Repeat every entry word for word, skipping the pictures.

**Recorded data:**
___
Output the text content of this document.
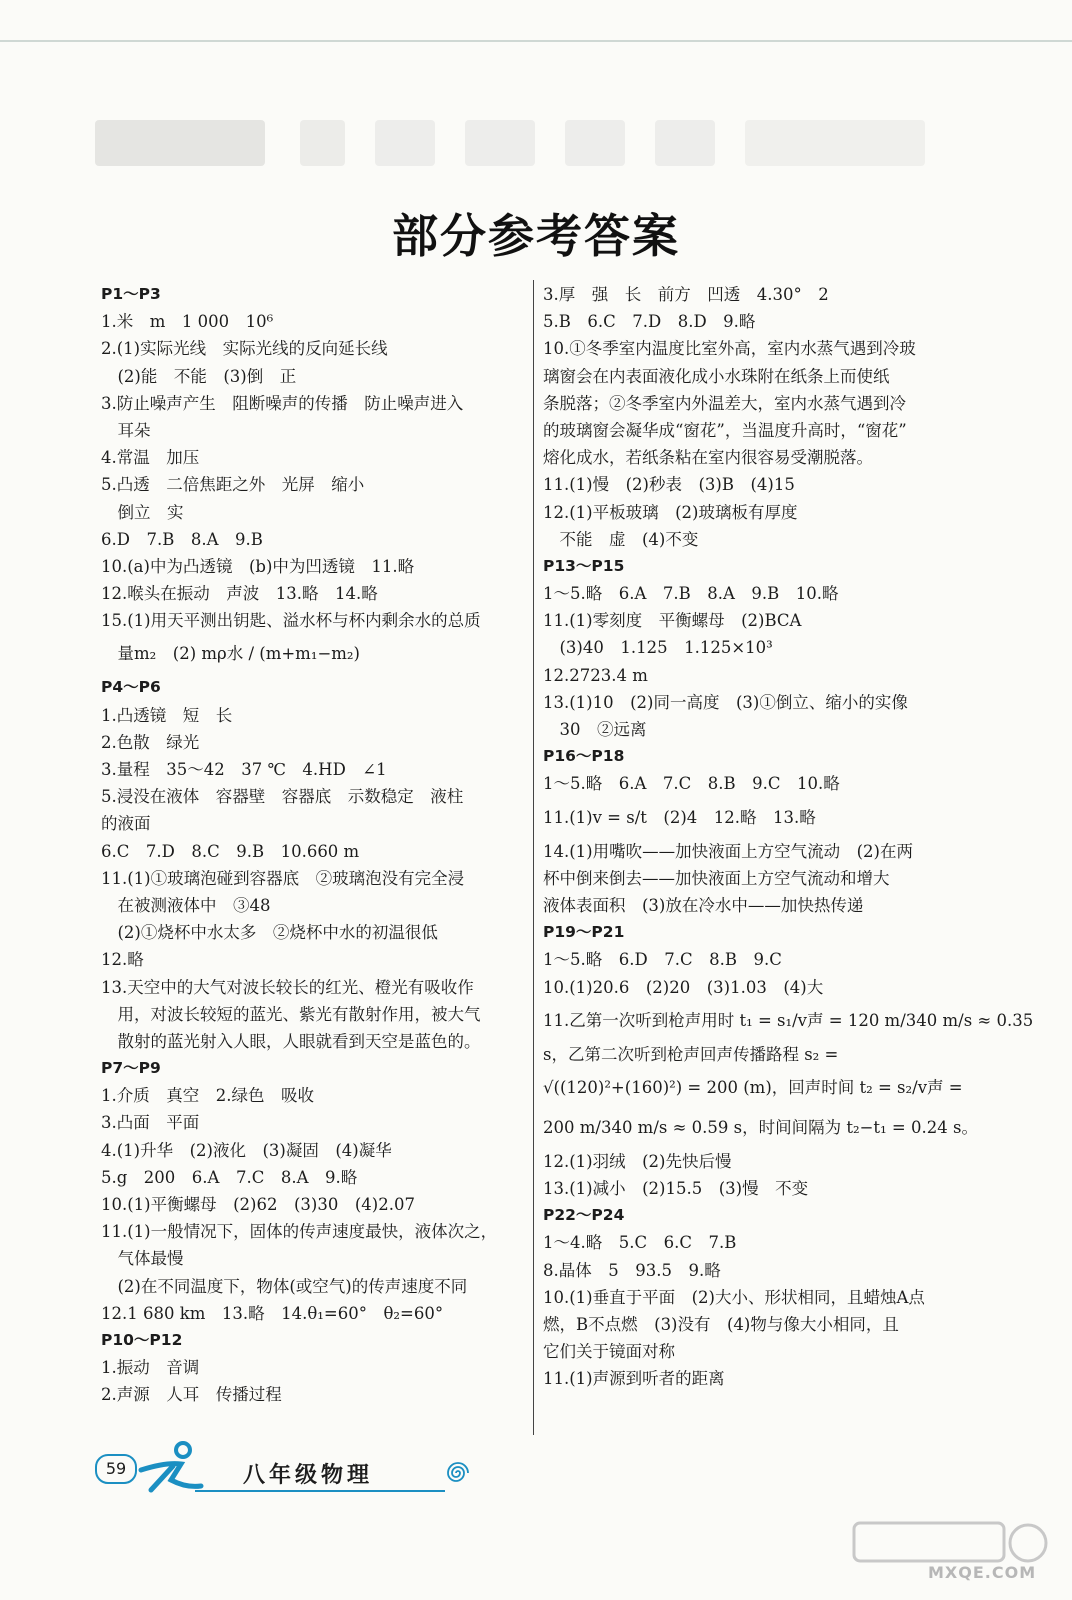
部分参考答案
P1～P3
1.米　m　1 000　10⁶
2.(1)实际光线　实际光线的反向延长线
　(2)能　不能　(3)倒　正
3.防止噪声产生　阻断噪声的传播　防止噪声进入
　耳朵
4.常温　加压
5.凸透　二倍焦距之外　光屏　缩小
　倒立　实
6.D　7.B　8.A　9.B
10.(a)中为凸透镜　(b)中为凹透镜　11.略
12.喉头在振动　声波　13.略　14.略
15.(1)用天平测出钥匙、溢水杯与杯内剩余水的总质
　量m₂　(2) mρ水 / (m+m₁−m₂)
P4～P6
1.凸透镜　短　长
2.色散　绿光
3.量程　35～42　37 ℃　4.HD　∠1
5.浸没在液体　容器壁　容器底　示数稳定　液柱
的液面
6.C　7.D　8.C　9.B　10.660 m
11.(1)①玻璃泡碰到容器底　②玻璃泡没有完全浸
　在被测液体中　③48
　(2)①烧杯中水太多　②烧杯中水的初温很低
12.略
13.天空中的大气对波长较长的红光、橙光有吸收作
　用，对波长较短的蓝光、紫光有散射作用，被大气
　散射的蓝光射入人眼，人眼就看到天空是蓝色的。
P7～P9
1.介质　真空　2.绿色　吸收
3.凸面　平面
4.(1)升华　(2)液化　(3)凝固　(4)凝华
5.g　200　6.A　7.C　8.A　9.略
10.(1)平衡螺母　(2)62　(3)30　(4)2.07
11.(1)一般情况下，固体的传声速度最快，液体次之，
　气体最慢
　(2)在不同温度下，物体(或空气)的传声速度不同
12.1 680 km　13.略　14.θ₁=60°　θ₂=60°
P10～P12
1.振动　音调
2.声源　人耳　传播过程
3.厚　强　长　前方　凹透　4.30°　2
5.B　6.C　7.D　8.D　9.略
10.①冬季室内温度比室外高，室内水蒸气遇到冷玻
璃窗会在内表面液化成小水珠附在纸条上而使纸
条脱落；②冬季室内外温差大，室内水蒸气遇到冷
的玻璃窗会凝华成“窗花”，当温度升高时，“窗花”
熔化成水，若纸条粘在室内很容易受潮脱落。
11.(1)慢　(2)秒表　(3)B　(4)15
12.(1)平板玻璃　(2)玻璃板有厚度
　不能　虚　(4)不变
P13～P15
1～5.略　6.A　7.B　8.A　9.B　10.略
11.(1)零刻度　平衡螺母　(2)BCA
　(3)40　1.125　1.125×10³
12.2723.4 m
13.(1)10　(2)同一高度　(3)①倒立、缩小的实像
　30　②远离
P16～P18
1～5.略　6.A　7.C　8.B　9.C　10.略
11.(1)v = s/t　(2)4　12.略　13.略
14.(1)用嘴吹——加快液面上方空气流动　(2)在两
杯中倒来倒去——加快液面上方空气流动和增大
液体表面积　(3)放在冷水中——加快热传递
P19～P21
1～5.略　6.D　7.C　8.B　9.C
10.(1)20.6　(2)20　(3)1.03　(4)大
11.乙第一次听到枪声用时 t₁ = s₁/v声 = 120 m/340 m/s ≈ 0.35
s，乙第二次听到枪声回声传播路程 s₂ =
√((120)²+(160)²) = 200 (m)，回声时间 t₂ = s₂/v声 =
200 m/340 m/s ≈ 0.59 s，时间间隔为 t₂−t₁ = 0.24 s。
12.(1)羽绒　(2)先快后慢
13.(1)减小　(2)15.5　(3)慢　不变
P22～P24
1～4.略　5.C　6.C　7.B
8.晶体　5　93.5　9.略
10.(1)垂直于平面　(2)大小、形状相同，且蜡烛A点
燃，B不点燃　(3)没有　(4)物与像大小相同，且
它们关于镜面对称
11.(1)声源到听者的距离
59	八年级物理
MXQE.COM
___
**Solved exercise:**
Output the text content of this document.
部分参考答案
P1～P3
1.米　m　1 000　10⁶
2.(1)实际光线　实际光线的反向延长线
　(2)能　不能　(3)倒　正
3.防止噪声产生　阻断噪声的传播　防止噪声进入
　耳朵
4.常温　加压
5.凸透　二倍焦距之外　光屏　缩小
　倒立　实
6.D　7.B　8.A　9.B
10.(a)中为凸透镜　(b)中为凹透镜　11.略
12.喉头在振动　声波　13.略　14.略
15.(1)用天平测出钥匙、溢水杯与杯内剩余水的总质
　量m₂　(2) mρ水 / (m+m₁−m₂)
P4～P6
1.凸透镜　短　长
2.色散　绿光
3.量程　35～42　37 ℃　4.HD　∠1
5.浸没在液体　容器壁　容器底　示数稳定　液柱
的液面
6.C　7.D　8.C　9.B　10.660 m
11.(1)①玻璃泡碰到容器底　②玻璃泡没有完全浸
　在被测液体中　③48
　(2)①烧杯中水太多　②烧杯中水的初温很低
12.略
13.天空中的大气对波长较长的红光、橙光有吸收作
　用，对波长较短的蓝光、紫光有散射作用，被大气
　散射的蓝光射入人眼，人眼就看到天空是蓝色的。
P7～P9
1.介质　真空　2.绿色　吸收
3.凸面　平面
4.(1)升华　(2)液化　(3)凝固　(4)凝华
5.g　200　6.A　7.C　8.A　9.略
10.(1)平衡螺母　(2)62　(3)30　(4)2.07
11.(1)一般情况下，固体的传声速度最快，液体次之，
　气体最慢
　(2)在不同温度下，物体(或空气)的传声速度不同
12.1 680 km　13.略　14.θ₁=60°　θ₂=60°
P10～P12
1.振动　音调
2.声源　人耳　传播过程
3.厚　强　长　前方　凹透　4.30°　2
5.B　6.C　7.D　8.D　9.略
10.①冬季室内温度比室外高，室内水蒸气遇到冷玻
璃窗会在内表面液化成小水珠附在纸条上而使纸
条脱落；②冬季室内外温差大，室内水蒸气遇到冷
的玻璃窗会凝华成“窗花”，当温度升高时，“窗花”
熔化成水，若纸条粘在室内很容易受潮脱落。
11.(1)慢　(2)秒表　(3)B　(4)15
12.(1)平板玻璃　(2)玻璃板有厚度
　不能　虚　(4)不变
P13～P15
1～5.略　6.A　7.B　8.A　9.B　10.略
11.(1)零刻度　平衡螺母　(2)BCA
　(3)40　1.125　1.125×10³
12.2723.4 m
13.(1)10　(2)同一高度　(3)①倒立、缩小的实像
　30　②远离
P16～P18
1～5.略　6.A　7.C　8.B　9.C　10.略
11.(1)v = s/t　(2)4　12.略　13.略
14.(1)用嘴吹——加快液面上方空气流动　(2)在两
杯中倒来倒去——加快液面上方空气流动和增大
液体表面积　(3)放在冷水中——加快热传递
P19～P21
1～5.略　6.D　7.C　8.B　9.C
10.(1)20.6　(2)20　(3)1.03　(4)大
11.乙第一次听到枪声用时 t₁ = s₁/v声 = 120 m/340 m/s ≈ 0.35
s，乙第二次听到枪声回声传播路程 s₂ =
√((120)²+(160)²) = 200 (m)，回声时间 t₂ = s₂/v声 =
200 m/340 m/s ≈ 0.59 s，时间间隔为 t₂−t₁ = 0.24 s。
12.(1)羽绒　(2)先快后慢
13.(1)减小　(2)15.5　(3)慢　不变
P22～P24
1～4.略　5.C　6.C　7.B
8.晶体　5　93.5　9.略
10.(1)垂直于平面　(2)大小、形状相同，且蜡烛A点
燃，B不点燃　(3)没有　(4)物与像大小相同，且
它们关于镜面对称
11.(1)声源到听者的距离
59	八年级物理
MXQE.COM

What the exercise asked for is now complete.